## Exercise
Copy every line of the records below word for word, leaving out the pictures.

Layout region records:
-- START --

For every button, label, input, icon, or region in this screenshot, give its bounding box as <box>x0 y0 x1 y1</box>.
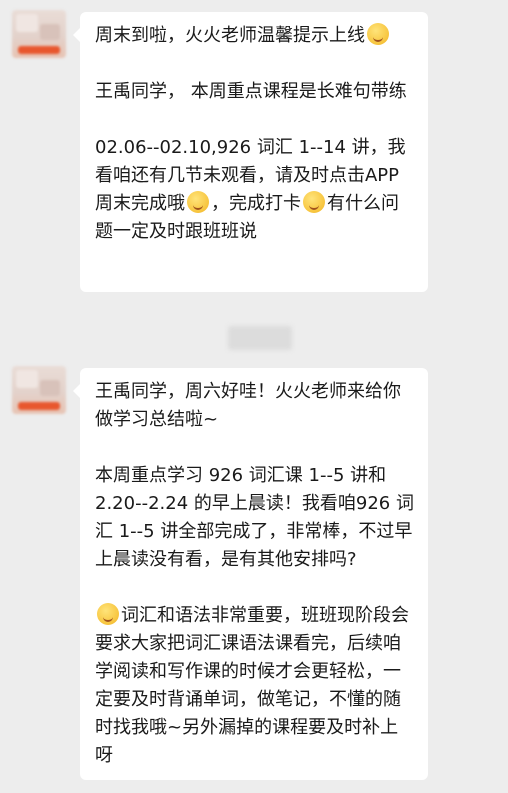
message-text: ，完成打卡 <box>211 193 301 214</box>
message-bubble[interactable]: 王禹同学，周六好哇！火火老师来给你做学习总结啦~ 本周重点学习 926 词汇课 1… <box>73 368 428 780</box>
message-paragraph: 王禹同学，周六好哇！火火老师来给你做学习总结啦~ <box>95 378 416 434</box>
message-text: 词汇和语法非常重要，班班现阶段会要求大家把词汇课语法课看完，后续咱学阅读和写作课… <box>95 605 409 766</box>
avatar[interactable] <box>12 10 66 58</box>
message-text: 周末到啦，火火老师温馨提示上线 <box>95 25 365 46</box>
message-paragraph: 王禹同学， 本周重点课程是长难句带练 <box>95 78 416 106</box>
message-bubble[interactable]: 周末到啦，火火老师温馨提示上线王禹同学， 本周重点课程是长难句带练 02.06--… <box>73 12 428 292</box>
chat-window: 周末到啦，火火老师温馨提示上线王禹同学， 本周重点课程是长难句带练 02.06--… <box>0 0 508 793</box>
message-text: 王禹同学， 本周重点课程是长难句带练 <box>95 81 407 102</box>
message-text: 王禹同学，周六好哇！火火老师来给你做学习总结啦~ <box>95 381 401 430</box>
timestamp <box>228 326 292 350</box>
hug-face-emoji <box>187 191 209 213</box>
wink-face-emoji <box>97 603 119 625</box>
message-paragraph: 本周重点学习 926 词汇课 1--5 讲和2.20--2.24 的早上晨读！我… <box>95 462 416 574</box>
message-text: 本周重点学习 926 词汇课 1--5 讲和2.20--2.24 的早上晨读！我… <box>95 465 414 570</box>
message-paragraph: 周末到啦，火火老师温馨提示上线 <box>95 22 416 50</box>
message-paragraph: 02.06--02.10,926 词汇 1--14 讲，我看咱还有几节未观看，请… <box>95 134 416 246</box>
avatar[interactable] <box>12 366 66 414</box>
smile-face-emoji <box>303 191 325 213</box>
message-paragraph: 词汇和语法非常重要，班班现阶段会要求大家把词汇课语法课看完，后续咱学阅读和写作课… <box>95 602 416 770</box>
ok-hand-face-emoji <box>367 23 389 45</box>
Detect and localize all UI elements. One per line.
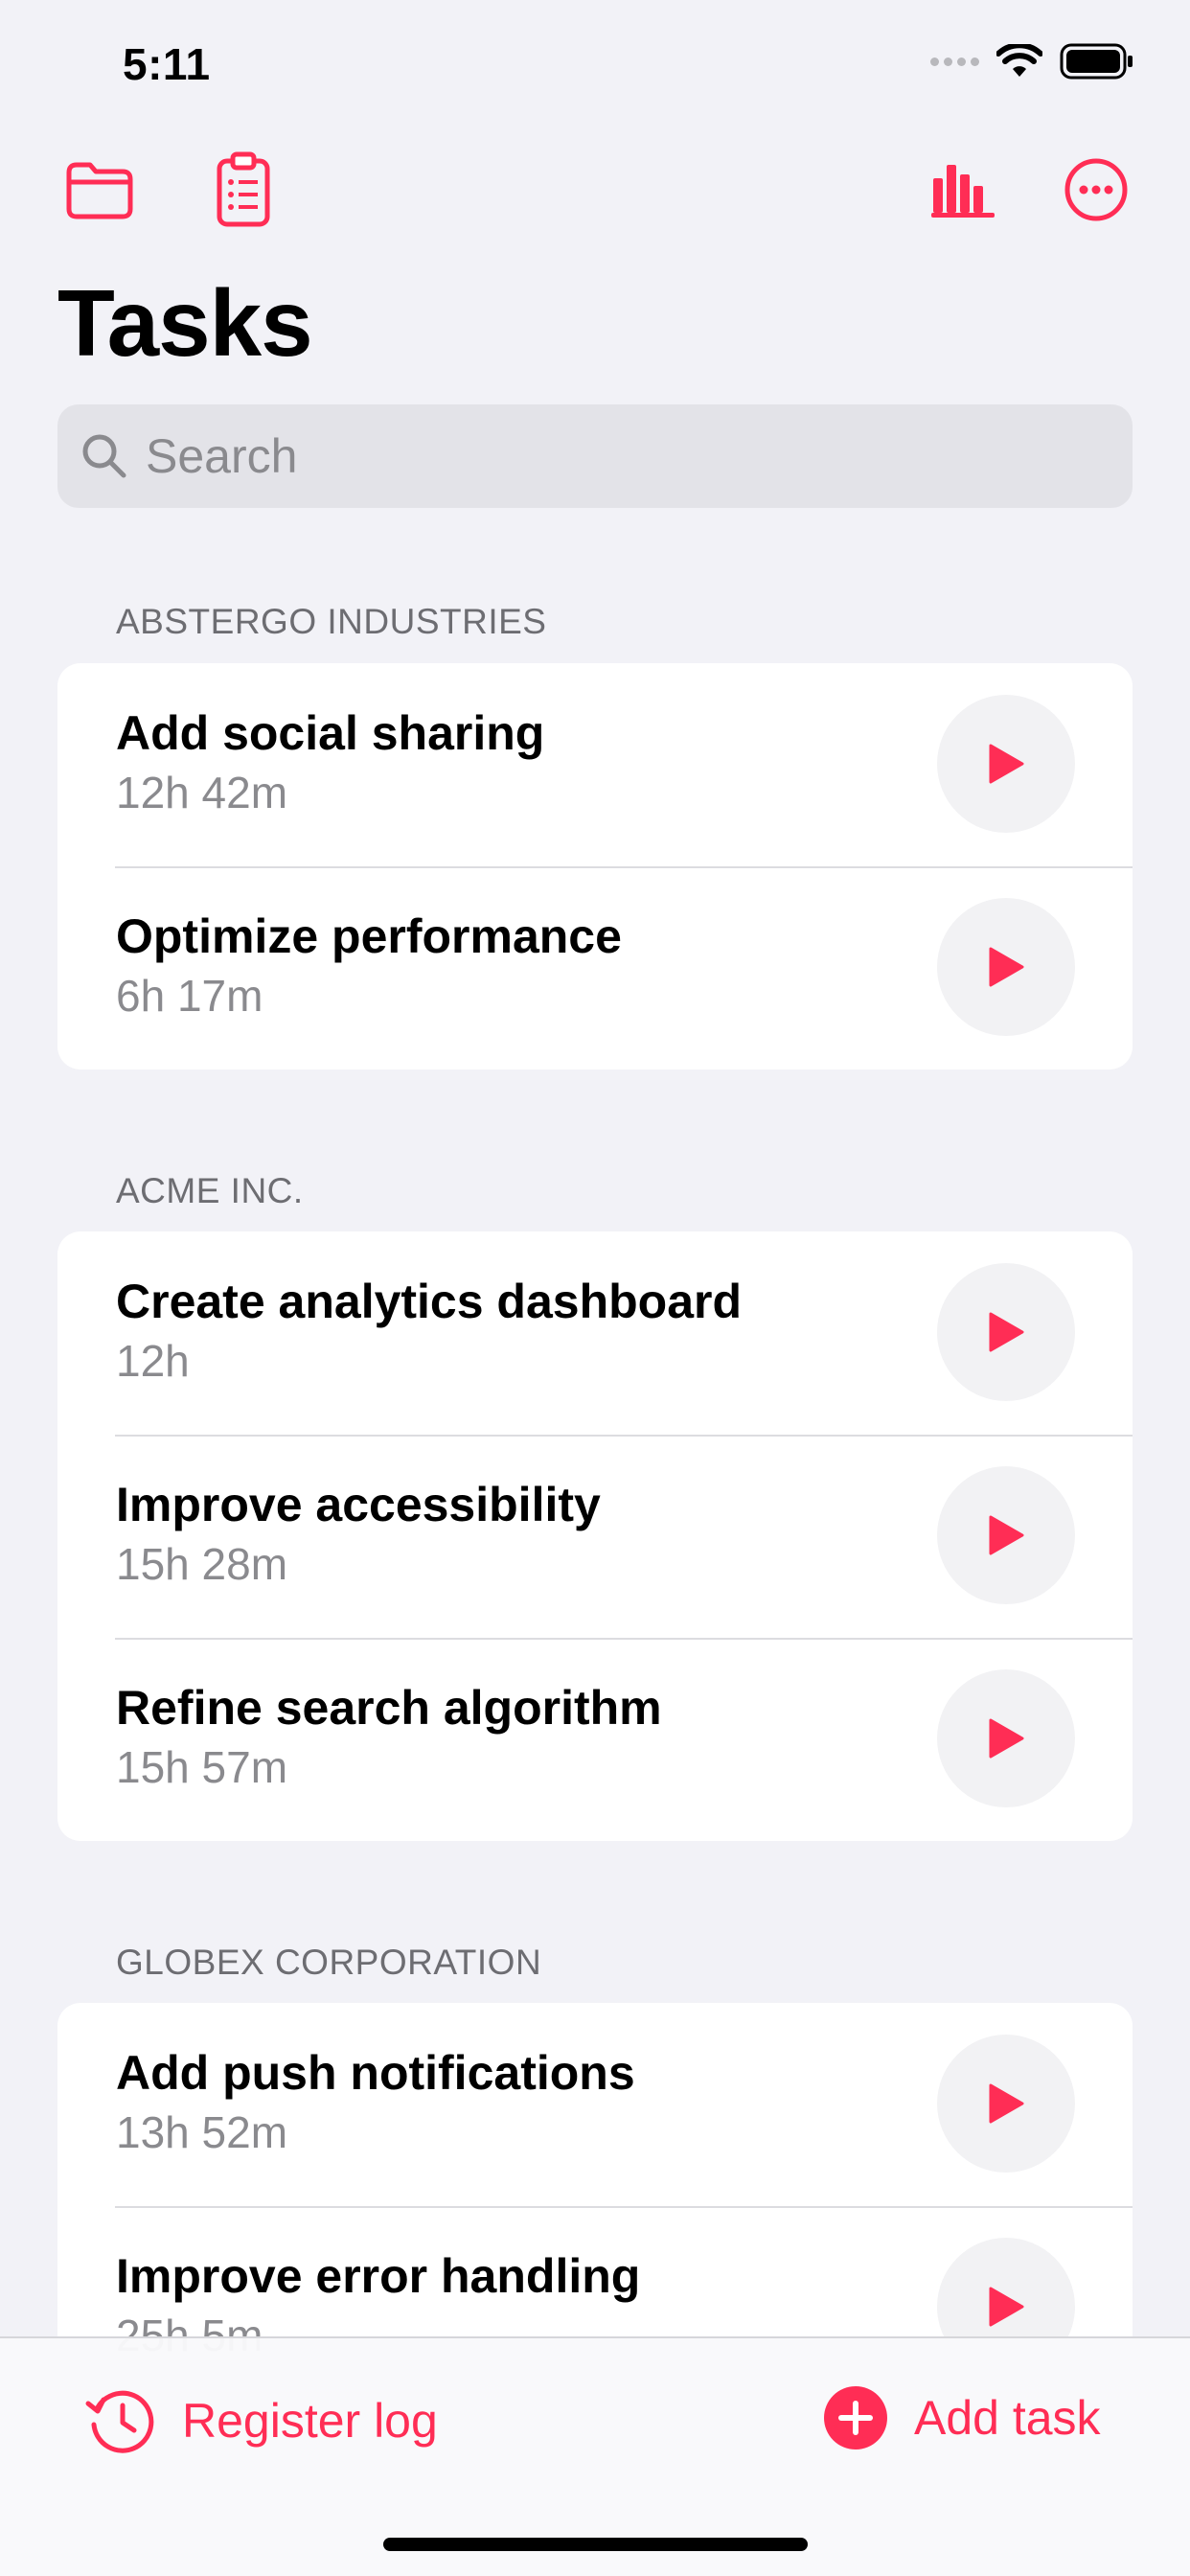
task-name: Add push notifications <box>116 2046 635 2100</box>
task-name: Refine search algorithm <box>116 1681 662 1735</box>
task-duration: 6h 17m <box>116 971 263 1021</box>
register-log-button[interactable]: Register log <box>84 2384 438 2457</box>
add-task-label: Add task <box>914 2391 1101 2445</box>
section-header: ACME INC. <box>116 1171 304 1210</box>
play-button[interactable] <box>937 1669 1075 1807</box>
folder-icon <box>66 162 133 219</box>
task-name: Add social sharing <box>116 706 545 760</box>
register-log-label: Register log <box>182 2394 438 2448</box>
clock-history-icon <box>85 2390 154 2453</box>
add-task-button[interactable]: Add task <box>822 2384 1101 2451</box>
clipboard-button[interactable] <box>213 150 274 230</box>
task-row[interactable]: Add push notifications 13h 52m <box>57 2003 1133 2206</box>
task-name: Improve accessibility <box>116 1478 601 1531</box>
folder-button[interactable] <box>61 155 138 224</box>
task-row[interactable]: Create analytics dashboard 12h <box>57 1231 1133 1435</box>
play-button[interactable] <box>937 1263 1075 1401</box>
section-header: GLOBEX CORPORATION <box>116 1943 542 1982</box>
task-row[interactable]: Optimize performance 6h 17m <box>57 866 1133 1070</box>
play-icon <box>989 1312 1024 1352</box>
task-duration: 12h <box>116 1336 190 1386</box>
play-icon <box>989 2287 1024 2327</box>
play-button[interactable] <box>937 1466 1075 1604</box>
search-input[interactable]: Search <box>57 404 1133 508</box>
section-header: ABSTERGO INDUSTRIES <box>116 602 547 641</box>
play-button[interactable] <box>937 2035 1075 2173</box>
more-button[interactable] <box>1062 155 1131 224</box>
task-duration: 13h 52m <box>116 2107 288 2157</box>
task-name: Optimize performance <box>116 909 622 963</box>
play-button[interactable] <box>937 898 1075 1036</box>
tasks-screen: 5:11 Tasks Search ABSTERGO INDUSTRIES Ad… <box>0 0 1190 2576</box>
task-group: Create analytics dashboard 12h Improve a… <box>57 1231 1133 1841</box>
play-icon <box>989 1515 1024 1555</box>
status-bar: 5:11 <box>0 0 1190 129</box>
status-time: 5:11 <box>123 39 211 89</box>
play-icon <box>989 744 1024 784</box>
task-row[interactable]: Add social sharing 12h 42m <box>57 663 1133 866</box>
task-name: Create analytics dashboard <box>116 1275 743 1328</box>
task-duration: 12h 42m <box>116 768 288 817</box>
bar-chart-icon <box>931 165 995 218</box>
page-title: Tasks <box>57 270 313 376</box>
play-icon <box>989 2083 1024 2124</box>
task-duration: 15h 28m <box>116 1539 288 1589</box>
wifi-icon <box>996 44 1042 77</box>
statistics-button[interactable] <box>927 157 998 222</box>
home-indicator <box>383 2538 808 2551</box>
task-group: Add social sharing 12h 42m Optimize perf… <box>57 663 1133 1070</box>
search-icon <box>82 434 126 478</box>
task-row[interactable]: Improve accessibility 15h 28m <box>57 1435 1133 1638</box>
play-button[interactable] <box>937 695 1075 833</box>
task-name: Improve error handling <box>116 2249 641 2303</box>
plus-circle-fill-icon <box>824 2386 887 2450</box>
clipboard-list-icon <box>217 151 270 227</box>
search-placeholder: Search <box>146 429 298 483</box>
task-row[interactable]: Refine search algorithm 15h 57m <box>57 1638 1133 1841</box>
battery-icon <box>1060 43 1133 80</box>
play-icon <box>989 1718 1024 1759</box>
status-indicators <box>930 42 1134 80</box>
play-icon <box>989 947 1024 987</box>
task-duration: 15h 57m <box>116 1742 288 1792</box>
cellular-signal-icon <box>930 57 979 66</box>
ellipsis-circle-icon <box>1064 158 1128 221</box>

-- END --

## Task answer
For every button, label, input, icon, or region in this screenshot, give its bounding box as <box>x0 y0 x1 y1</box>.
message-text: ，完成打卡 <box>211 193 301 214</box>
message-bubble[interactable]: 王禹同学，周六好哇！火火老师来给你做学习总结啦~ 本周重点学习 926 词汇课 1… <box>73 368 428 780</box>
message-paragraph: 王禹同学，周六好哇！火火老师来给你做学习总结啦~ <box>95 378 416 434</box>
message-text: 词汇和语法非常重要，班班现阶段会要求大家把词汇课语法课看完，后续咱学阅读和写作课… <box>95 605 409 766</box>
avatar[interactable] <box>12 10 66 58</box>
message-text: 周末到啦，火火老师温馨提示上线 <box>95 25 365 46</box>
message-paragraph: 王禹同学， 本周重点课程是长难句带练 <box>95 78 416 106</box>
message-bubble[interactable]: 周末到啦，火火老师温馨提示上线王禹同学， 本周重点课程是长难句带练 02.06--… <box>73 12 428 292</box>
chat-window: 周末到啦，火火老师温馨提示上线王禹同学， 本周重点课程是长难句带练 02.06--… <box>0 0 508 793</box>
message-text: 王禹同学， 本周重点课程是长难句带练 <box>95 81 407 102</box>
message-text: 王禹同学，周六好哇！火火老师来给你做学习总结啦~ <box>95 381 401 430</box>
timestamp <box>228 326 292 350</box>
hug-face-emoji <box>187 191 209 213</box>
wink-face-emoji <box>97 603 119 625</box>
message-paragraph: 本周重点学习 926 词汇课 1--5 讲和2.20--2.24 的早上晨读！我… <box>95 462 416 574</box>
message-text: 本周重点学习 926 词汇课 1--5 讲和2.20--2.24 的早上晨读！我… <box>95 465 414 570</box>
message-paragraph: 周末到啦，火火老师温馨提示上线 <box>95 22 416 50</box>
message-paragraph: 02.06--02.10,926 词汇 1--14 讲，我看咱还有几节未观看，请… <box>95 134 416 246</box>
avatar[interactable] <box>12 366 66 414</box>
smile-face-emoji <box>303 191 325 213</box>
message-paragraph: 词汇和语法非常重要，班班现阶段会要求大家把词汇课语法课看完，后续咱学阅读和写作课… <box>95 602 416 770</box>
ok-hand-face-emoji <box>367 23 389 45</box>
Detect and localize all UI elements. One per line.
task-name: Add push notifications <box>116 2046 635 2100</box>
task-name: Refine search algorithm <box>116 1681 662 1735</box>
task-duration: 6h 17m <box>116 971 263 1021</box>
register-log-button[interactable]: Register log <box>84 2384 438 2457</box>
add-task-label: Add task <box>914 2391 1101 2445</box>
section-header: ACME INC. <box>116 1171 304 1210</box>
play-button[interactable] <box>937 1669 1075 1807</box>
folder-icon <box>66 162 133 219</box>
task-name: Add social sharing <box>116 706 545 760</box>
register-log-label: Register log <box>182 2394 438 2448</box>
clock-history-icon <box>85 2390 154 2453</box>
add-task-button[interactable]: Add task <box>822 2384 1101 2451</box>
clipboard-button[interactable] <box>213 150 274 230</box>
task-row[interactable]: Add push notifications 13h 52m <box>57 2003 1133 2206</box>
task-name: Improve accessibility <box>116 1478 601 1531</box>
folder-button[interactable] <box>61 155 138 224</box>
task-row[interactable]: Create analytics dashboard 12h <box>57 1231 1133 1435</box>
play-button[interactable] <box>937 1263 1075 1401</box>
section-header: GLOBEX CORPORATION <box>116 1943 542 1982</box>
task-row[interactable]: Optimize performance 6h 17m <box>57 866 1133 1070</box>
play-icon <box>989 1312 1024 1352</box>
task-duration: 12h <box>116 1336 190 1386</box>
play-icon <box>989 2287 1024 2327</box>
play-button[interactable] <box>937 1466 1075 1604</box>
search-input[interactable]: Search <box>57 404 1133 508</box>
section-header: ABSTERGO INDUSTRIES <box>116 602 547 641</box>
play-button[interactable] <box>937 2035 1075 2173</box>
more-button[interactable] <box>1062 155 1131 224</box>
task-duration: 13h 52m <box>116 2107 288 2157</box>
task-name: Optimize performance <box>116 909 622 963</box>
play-button[interactable] <box>937 898 1075 1036</box>
tasks-screen: 5:11 Tasks Search ABSTERGO INDUSTRIES Ad… <box>0 0 1190 2576</box>
task-group: Create analytics dashboard 12h Improve a… <box>57 1231 1133 1841</box>
play-icon <box>989 1515 1024 1555</box>
status-bar: 5:11 <box>0 0 1190 129</box>
status-time: 5:11 <box>123 39 211 89</box>
play-icon <box>989 744 1024 784</box>
task-row[interactable]: Add social sharing 12h 42m <box>57 663 1133 866</box>
task-name: Create analytics dashboard <box>116 1275 743 1328</box>
task-duration: 12h 42m <box>116 768 288 817</box>
bar-chart-icon <box>931 165 995 218</box>
page-title: Tasks <box>57 270 313 376</box>
play-icon <box>989 2083 1024 2124</box>
task-duration: 15h 28m <box>116 1539 288 1589</box>
wifi-icon <box>996 44 1042 77</box>
statistics-button[interactable] <box>927 157 998 222</box>
home-indicator <box>383 2538 808 2551</box>
task-group: Add social sharing 12h 42m Optimize perf… <box>57 663 1133 1070</box>
search-icon <box>82 434 126 478</box>
task-row[interactable]: Improve accessibility 15h 28m <box>57 1435 1133 1638</box>
play-button[interactable] <box>937 695 1075 833</box>
task-name: Improve error handling <box>116 2249 641 2303</box>
plus-circle-fill-icon <box>824 2386 887 2450</box>
clipboard-list-icon <box>217 151 270 227</box>
search-placeholder: Search <box>146 429 298 483</box>
task-row[interactable]: Refine search algorithm 15h 57m <box>57 1638 1133 1841</box>
battery-icon <box>1060 43 1133 80</box>
play-icon <box>989 1718 1024 1759</box>
status-indicators <box>930 42 1134 80</box>
play-icon <box>989 947 1024 987</box>
task-duration: 15h 57m <box>116 1742 288 1792</box>
cellular-signal-icon <box>930 57 979 66</box>
ellipsis-circle-icon <box>1064 158 1128 221</box>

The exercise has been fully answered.